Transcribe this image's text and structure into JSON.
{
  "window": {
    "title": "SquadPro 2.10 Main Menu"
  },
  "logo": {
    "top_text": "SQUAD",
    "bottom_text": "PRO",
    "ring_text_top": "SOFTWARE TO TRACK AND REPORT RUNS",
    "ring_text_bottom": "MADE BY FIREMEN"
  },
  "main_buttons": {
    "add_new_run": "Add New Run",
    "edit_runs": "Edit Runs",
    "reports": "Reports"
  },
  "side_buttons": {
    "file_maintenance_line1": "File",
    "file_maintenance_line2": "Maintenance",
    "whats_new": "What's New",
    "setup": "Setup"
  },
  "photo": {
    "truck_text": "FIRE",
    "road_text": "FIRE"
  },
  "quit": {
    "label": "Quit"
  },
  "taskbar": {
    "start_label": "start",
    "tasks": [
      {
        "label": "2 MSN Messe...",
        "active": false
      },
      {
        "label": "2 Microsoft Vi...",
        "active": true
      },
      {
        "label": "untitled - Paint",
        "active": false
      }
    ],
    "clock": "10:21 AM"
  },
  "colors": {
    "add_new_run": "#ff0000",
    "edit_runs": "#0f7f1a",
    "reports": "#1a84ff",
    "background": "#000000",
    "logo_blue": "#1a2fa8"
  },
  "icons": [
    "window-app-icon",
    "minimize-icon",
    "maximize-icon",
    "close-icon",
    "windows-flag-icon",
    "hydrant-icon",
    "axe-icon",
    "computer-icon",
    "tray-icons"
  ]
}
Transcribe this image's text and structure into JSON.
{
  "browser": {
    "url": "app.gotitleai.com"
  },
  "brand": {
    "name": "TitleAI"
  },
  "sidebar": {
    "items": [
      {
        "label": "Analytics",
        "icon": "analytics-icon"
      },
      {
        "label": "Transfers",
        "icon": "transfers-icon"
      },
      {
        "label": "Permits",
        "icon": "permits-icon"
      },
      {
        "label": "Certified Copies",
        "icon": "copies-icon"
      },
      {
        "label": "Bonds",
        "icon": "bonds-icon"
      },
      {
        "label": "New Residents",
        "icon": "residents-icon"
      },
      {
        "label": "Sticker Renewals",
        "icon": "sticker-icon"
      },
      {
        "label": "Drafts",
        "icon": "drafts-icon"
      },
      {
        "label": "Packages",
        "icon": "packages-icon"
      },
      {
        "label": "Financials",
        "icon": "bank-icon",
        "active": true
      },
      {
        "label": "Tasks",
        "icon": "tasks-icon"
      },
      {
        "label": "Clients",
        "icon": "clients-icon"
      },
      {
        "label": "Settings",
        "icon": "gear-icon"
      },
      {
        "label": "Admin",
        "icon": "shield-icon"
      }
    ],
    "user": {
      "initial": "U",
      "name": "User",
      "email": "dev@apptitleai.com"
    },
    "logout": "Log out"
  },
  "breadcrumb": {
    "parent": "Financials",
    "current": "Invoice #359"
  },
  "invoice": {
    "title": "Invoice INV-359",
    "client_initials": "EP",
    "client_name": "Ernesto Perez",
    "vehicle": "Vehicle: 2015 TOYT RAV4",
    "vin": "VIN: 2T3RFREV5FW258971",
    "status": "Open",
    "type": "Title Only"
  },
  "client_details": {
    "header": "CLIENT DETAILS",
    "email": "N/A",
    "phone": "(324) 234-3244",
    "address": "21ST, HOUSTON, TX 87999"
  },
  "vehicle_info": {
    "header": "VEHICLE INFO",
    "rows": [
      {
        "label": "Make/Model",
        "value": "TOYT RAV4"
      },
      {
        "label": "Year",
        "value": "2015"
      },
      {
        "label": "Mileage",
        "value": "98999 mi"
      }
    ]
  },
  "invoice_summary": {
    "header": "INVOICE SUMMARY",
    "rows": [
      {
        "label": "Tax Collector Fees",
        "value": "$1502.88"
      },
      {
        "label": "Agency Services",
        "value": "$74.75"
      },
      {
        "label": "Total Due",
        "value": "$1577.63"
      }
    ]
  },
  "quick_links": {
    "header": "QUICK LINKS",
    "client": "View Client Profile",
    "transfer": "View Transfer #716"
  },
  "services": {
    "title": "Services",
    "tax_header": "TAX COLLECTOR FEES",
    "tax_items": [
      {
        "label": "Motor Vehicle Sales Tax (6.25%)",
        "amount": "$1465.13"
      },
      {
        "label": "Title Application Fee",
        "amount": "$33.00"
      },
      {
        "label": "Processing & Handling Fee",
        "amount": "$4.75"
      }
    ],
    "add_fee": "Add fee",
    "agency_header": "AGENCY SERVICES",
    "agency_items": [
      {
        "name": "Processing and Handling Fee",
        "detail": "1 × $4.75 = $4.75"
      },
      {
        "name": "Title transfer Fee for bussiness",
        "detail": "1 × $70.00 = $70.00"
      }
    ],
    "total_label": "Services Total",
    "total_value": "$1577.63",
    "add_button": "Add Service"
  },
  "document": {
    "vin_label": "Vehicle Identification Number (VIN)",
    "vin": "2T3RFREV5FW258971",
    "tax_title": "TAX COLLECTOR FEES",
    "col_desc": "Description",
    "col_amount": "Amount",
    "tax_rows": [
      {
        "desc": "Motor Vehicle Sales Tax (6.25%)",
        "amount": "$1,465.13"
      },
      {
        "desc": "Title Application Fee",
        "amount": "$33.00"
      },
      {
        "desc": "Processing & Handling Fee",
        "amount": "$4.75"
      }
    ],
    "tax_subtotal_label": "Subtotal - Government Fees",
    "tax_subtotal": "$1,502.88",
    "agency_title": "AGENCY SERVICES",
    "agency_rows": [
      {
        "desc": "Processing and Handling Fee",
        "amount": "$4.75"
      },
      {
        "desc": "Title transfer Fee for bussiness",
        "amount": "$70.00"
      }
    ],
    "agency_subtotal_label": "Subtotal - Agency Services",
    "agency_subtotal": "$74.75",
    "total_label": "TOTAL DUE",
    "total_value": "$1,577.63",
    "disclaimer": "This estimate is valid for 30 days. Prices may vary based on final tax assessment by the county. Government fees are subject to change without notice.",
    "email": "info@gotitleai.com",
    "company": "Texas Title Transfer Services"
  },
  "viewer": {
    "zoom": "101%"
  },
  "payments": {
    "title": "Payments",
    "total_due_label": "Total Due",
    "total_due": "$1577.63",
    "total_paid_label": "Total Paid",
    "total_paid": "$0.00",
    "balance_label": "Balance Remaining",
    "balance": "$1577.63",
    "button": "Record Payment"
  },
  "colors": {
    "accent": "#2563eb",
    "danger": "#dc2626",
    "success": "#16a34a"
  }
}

******

In the entries above, find each line with the string "Sales" and copy it.

◆ RESULT FOR THIS EXERCISE:
        "label": "Motor Vehicle Sales Tax (6.25%)",
        "desc": "Motor Vehicle Sales Tax (6.25%)",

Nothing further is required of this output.